'''

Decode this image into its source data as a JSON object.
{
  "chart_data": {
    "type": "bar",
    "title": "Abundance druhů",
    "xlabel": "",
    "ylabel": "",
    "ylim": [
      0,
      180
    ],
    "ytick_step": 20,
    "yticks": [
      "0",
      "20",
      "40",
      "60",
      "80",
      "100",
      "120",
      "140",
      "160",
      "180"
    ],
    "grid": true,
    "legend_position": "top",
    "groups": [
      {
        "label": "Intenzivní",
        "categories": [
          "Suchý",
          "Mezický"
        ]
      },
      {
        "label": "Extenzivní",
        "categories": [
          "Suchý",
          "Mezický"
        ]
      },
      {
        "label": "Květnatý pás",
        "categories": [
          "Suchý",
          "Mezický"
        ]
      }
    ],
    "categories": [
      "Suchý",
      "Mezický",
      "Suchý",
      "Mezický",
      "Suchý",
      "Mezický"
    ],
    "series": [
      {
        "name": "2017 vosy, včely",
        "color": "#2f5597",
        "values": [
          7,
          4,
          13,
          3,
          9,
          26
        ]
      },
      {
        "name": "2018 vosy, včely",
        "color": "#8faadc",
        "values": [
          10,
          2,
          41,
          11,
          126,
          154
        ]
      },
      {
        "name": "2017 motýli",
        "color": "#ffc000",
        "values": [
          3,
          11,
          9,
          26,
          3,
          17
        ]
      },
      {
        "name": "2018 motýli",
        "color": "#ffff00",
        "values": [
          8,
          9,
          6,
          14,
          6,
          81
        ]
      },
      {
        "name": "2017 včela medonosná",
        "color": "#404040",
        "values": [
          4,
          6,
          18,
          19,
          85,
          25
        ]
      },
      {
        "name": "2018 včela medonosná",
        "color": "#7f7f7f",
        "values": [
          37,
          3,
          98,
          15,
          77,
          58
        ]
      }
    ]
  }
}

'''

- [WHAT YOU SHOULD DO]: Your answer should be a single number: the count of lines holding the word "color".

- [COMPLETED EXERCISE]: 6